Your objective ▸
Go through the material below and copy each line where the word "гражданства" appears.

═════ Data records ═════

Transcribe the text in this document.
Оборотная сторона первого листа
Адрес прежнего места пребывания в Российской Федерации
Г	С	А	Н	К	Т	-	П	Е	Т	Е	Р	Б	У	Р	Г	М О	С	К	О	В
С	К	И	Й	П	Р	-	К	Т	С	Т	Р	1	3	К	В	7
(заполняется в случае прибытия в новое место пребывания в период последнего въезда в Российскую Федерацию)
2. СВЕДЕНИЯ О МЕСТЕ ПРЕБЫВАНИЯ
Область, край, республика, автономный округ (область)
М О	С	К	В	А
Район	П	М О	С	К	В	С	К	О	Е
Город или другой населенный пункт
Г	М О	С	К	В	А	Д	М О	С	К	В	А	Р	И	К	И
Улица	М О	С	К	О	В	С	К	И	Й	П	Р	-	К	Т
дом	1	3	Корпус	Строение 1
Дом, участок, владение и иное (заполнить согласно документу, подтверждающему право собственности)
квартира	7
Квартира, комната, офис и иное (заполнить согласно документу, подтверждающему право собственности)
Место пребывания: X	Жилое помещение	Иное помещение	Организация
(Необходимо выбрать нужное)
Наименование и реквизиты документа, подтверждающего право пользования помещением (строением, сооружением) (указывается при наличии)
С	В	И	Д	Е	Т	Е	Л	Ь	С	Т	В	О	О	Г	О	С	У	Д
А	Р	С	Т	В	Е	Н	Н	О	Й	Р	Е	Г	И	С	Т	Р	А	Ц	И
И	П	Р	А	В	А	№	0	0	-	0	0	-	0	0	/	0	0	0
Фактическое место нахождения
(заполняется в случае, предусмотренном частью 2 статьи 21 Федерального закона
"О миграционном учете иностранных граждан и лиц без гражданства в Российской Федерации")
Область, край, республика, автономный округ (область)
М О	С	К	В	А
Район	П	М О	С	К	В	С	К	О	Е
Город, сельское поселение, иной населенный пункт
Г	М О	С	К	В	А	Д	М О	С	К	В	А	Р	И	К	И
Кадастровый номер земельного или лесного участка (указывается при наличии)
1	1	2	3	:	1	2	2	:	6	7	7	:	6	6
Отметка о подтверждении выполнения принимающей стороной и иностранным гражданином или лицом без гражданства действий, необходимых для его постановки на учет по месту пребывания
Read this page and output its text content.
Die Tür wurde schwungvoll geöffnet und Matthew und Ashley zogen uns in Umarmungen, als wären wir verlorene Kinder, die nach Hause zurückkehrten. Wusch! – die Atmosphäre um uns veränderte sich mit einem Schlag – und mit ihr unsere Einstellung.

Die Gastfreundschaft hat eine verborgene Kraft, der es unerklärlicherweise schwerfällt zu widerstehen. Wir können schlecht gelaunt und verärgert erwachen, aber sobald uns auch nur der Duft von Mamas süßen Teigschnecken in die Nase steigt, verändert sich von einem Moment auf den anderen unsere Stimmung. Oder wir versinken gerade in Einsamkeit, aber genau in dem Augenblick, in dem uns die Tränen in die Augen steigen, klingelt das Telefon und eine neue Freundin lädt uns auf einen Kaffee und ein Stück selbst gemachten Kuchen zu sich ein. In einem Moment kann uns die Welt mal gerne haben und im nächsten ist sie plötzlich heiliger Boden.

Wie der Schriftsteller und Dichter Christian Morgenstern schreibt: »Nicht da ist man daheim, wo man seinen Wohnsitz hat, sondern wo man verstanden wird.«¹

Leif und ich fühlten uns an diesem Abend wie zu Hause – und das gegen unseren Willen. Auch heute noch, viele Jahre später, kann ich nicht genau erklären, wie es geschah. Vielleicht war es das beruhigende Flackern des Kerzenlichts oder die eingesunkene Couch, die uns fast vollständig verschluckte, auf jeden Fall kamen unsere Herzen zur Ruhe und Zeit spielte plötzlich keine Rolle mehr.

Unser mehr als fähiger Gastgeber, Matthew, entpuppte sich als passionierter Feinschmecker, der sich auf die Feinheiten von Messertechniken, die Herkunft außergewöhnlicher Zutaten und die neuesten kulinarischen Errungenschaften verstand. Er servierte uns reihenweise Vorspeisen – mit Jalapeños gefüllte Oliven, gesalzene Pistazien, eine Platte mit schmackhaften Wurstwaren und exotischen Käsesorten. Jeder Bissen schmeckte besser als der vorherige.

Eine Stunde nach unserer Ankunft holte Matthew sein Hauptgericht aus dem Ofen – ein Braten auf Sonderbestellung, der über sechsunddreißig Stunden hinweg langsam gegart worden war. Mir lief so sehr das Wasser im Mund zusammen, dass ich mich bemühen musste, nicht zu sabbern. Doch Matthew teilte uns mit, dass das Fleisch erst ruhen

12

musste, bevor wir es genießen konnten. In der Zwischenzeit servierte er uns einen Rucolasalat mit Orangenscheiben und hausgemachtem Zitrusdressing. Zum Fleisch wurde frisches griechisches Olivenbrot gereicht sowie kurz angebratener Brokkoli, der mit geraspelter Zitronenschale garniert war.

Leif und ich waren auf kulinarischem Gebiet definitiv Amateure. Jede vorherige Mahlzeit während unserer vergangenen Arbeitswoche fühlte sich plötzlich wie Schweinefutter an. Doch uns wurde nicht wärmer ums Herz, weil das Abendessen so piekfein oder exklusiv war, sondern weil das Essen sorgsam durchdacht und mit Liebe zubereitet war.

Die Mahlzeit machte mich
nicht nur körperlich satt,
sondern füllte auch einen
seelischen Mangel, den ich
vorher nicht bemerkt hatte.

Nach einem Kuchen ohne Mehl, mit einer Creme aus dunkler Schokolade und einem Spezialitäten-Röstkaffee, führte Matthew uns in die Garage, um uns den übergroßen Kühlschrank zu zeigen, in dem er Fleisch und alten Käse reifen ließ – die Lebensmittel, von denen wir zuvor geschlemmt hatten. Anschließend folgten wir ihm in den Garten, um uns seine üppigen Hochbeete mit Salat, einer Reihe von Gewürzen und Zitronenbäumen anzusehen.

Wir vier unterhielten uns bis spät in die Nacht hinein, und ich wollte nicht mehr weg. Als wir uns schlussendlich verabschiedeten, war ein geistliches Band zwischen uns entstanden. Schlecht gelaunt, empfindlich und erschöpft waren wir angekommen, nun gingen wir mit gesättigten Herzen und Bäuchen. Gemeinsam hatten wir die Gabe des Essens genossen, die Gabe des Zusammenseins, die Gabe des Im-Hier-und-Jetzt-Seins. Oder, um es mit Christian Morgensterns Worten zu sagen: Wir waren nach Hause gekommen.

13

═════

Complete output ▸
"О миграционном учете иностранных граждан и лиц без гражданства в Российской Федерации")
Отметка о подтверждении выполнения принимающей стороной и иностранным гражданином или лицом без гражданства действий, необходимых для его постановки на учет по месту пребывания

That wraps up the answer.